--- BEGIN Rows ---

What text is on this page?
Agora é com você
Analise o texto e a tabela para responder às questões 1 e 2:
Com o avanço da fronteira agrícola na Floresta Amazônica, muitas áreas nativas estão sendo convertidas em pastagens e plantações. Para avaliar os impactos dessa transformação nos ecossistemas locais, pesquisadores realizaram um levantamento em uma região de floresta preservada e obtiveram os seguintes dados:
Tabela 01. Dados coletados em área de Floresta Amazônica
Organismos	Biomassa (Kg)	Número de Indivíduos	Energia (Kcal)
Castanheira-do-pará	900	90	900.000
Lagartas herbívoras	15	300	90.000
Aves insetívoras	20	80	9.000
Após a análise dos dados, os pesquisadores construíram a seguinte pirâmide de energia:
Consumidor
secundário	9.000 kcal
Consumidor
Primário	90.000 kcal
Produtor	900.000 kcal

--- END Rows ---
--- BEGIN Rows ---

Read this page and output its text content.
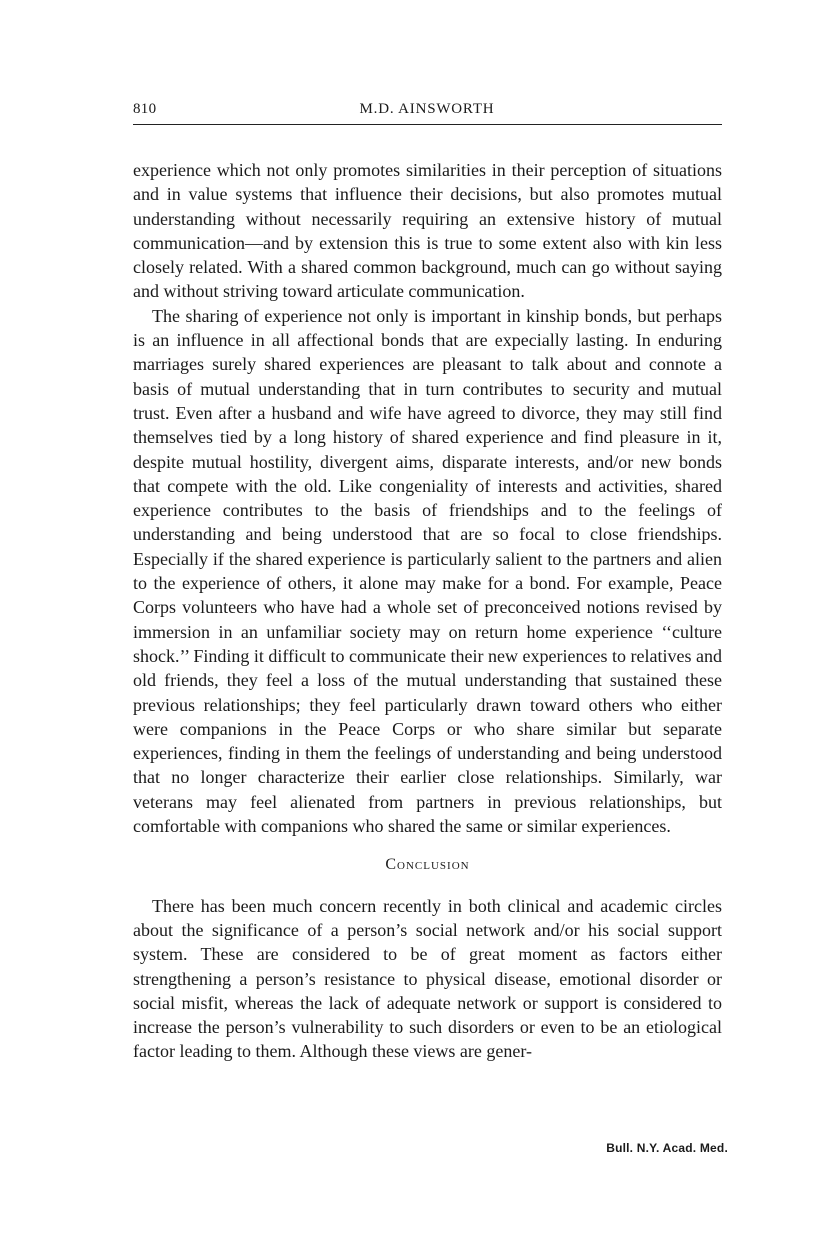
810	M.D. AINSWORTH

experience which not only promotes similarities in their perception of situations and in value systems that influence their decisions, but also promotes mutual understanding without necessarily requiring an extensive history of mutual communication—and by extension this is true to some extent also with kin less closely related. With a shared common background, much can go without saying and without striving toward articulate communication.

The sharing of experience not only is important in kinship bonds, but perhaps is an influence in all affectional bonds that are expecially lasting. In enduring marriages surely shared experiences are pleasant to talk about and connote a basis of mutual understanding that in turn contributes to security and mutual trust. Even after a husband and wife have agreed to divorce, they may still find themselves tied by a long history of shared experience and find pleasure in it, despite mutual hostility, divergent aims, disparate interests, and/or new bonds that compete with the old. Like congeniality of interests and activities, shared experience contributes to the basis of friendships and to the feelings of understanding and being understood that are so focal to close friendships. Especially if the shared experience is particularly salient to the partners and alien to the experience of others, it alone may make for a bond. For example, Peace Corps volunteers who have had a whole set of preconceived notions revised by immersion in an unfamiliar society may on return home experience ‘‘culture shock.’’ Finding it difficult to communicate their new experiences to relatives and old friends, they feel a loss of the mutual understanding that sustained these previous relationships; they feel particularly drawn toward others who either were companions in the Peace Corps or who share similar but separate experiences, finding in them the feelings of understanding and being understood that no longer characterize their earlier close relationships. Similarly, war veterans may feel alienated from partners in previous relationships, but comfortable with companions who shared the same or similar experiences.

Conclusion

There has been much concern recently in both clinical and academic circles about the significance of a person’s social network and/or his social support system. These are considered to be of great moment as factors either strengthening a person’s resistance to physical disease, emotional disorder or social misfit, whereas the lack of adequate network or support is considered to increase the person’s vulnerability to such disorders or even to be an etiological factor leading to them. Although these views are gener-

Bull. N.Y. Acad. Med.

--- END Rows ---

## Exercise directions
Look through the entries and find each line that has the string "page". Copy those lines.

## Task response
What text is on this page?
Read this page and output its text content.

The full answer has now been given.